■ Records shown ■
start

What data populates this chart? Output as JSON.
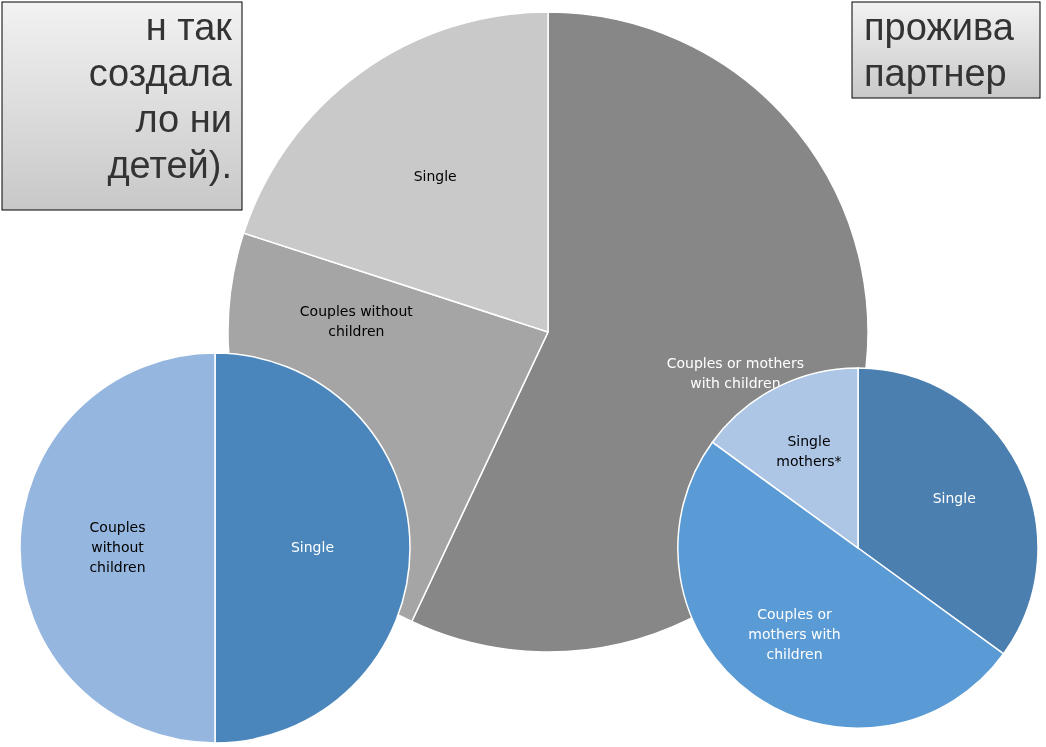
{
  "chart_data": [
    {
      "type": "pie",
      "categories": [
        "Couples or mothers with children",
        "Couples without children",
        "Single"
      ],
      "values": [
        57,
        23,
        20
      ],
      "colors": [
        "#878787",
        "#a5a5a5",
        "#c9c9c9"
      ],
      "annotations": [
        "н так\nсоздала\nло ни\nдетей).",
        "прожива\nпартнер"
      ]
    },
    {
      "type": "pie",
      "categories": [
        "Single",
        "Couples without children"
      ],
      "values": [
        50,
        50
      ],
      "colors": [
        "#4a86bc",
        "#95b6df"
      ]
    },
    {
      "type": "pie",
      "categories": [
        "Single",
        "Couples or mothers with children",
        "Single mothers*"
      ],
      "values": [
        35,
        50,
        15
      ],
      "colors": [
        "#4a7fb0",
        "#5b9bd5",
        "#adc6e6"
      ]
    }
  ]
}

end
start

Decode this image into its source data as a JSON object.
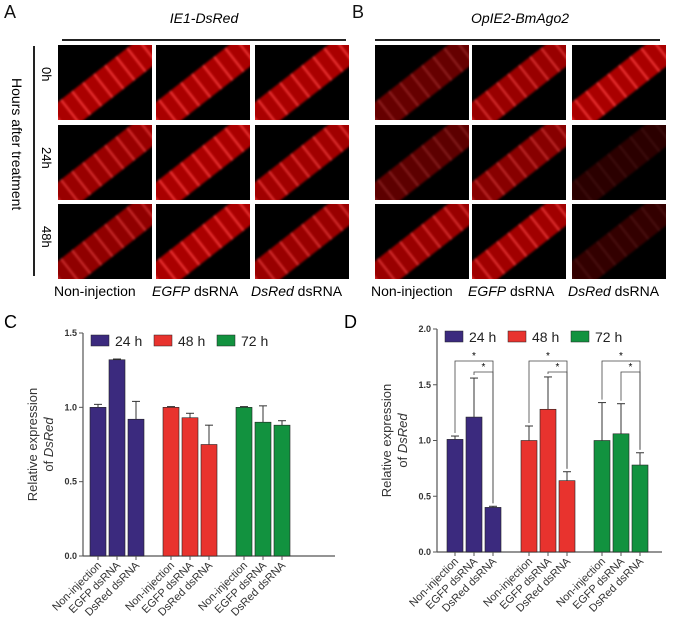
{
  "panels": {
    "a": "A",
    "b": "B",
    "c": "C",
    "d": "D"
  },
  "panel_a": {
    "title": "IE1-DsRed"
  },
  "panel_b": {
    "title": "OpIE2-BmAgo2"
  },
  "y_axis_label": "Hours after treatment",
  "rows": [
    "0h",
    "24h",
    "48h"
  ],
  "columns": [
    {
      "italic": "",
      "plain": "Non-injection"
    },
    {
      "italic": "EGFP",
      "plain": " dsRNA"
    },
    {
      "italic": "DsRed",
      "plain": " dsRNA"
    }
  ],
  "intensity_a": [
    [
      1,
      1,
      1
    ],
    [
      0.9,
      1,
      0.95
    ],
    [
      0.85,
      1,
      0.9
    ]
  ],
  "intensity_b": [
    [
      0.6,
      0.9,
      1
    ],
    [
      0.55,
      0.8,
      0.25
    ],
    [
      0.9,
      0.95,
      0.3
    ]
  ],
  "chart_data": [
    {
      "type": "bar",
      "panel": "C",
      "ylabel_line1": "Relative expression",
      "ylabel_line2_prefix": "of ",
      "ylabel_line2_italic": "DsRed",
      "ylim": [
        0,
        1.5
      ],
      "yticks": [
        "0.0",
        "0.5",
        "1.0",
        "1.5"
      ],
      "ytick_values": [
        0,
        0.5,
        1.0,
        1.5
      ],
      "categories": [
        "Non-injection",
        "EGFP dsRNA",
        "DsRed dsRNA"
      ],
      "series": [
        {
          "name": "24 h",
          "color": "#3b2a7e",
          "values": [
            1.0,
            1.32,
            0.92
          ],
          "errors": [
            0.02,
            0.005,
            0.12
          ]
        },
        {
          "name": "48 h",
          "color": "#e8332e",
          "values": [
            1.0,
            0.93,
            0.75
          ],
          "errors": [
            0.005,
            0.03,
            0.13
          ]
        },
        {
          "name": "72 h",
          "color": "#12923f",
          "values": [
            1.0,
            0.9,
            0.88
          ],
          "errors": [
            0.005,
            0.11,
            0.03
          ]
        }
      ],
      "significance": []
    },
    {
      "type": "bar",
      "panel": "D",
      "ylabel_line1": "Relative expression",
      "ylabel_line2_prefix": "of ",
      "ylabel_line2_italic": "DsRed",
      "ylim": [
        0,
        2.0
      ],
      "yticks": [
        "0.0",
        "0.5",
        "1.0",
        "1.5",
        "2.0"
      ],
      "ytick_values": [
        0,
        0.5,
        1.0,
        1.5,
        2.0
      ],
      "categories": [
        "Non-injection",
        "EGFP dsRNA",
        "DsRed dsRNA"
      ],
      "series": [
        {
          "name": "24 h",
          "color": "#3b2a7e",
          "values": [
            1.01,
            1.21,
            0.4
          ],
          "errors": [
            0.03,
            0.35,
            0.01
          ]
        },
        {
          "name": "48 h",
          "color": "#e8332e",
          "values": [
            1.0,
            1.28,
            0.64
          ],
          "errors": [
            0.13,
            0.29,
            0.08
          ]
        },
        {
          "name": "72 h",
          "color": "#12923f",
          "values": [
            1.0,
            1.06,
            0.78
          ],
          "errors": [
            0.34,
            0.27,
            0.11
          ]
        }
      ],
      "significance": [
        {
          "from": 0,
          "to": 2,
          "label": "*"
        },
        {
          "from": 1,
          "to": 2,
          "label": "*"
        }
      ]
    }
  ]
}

end

■ Aim ■
Copy every line of the records above that holds the word "without".

■ Worked solution ■
        "Couples without children",
        "Couples without children"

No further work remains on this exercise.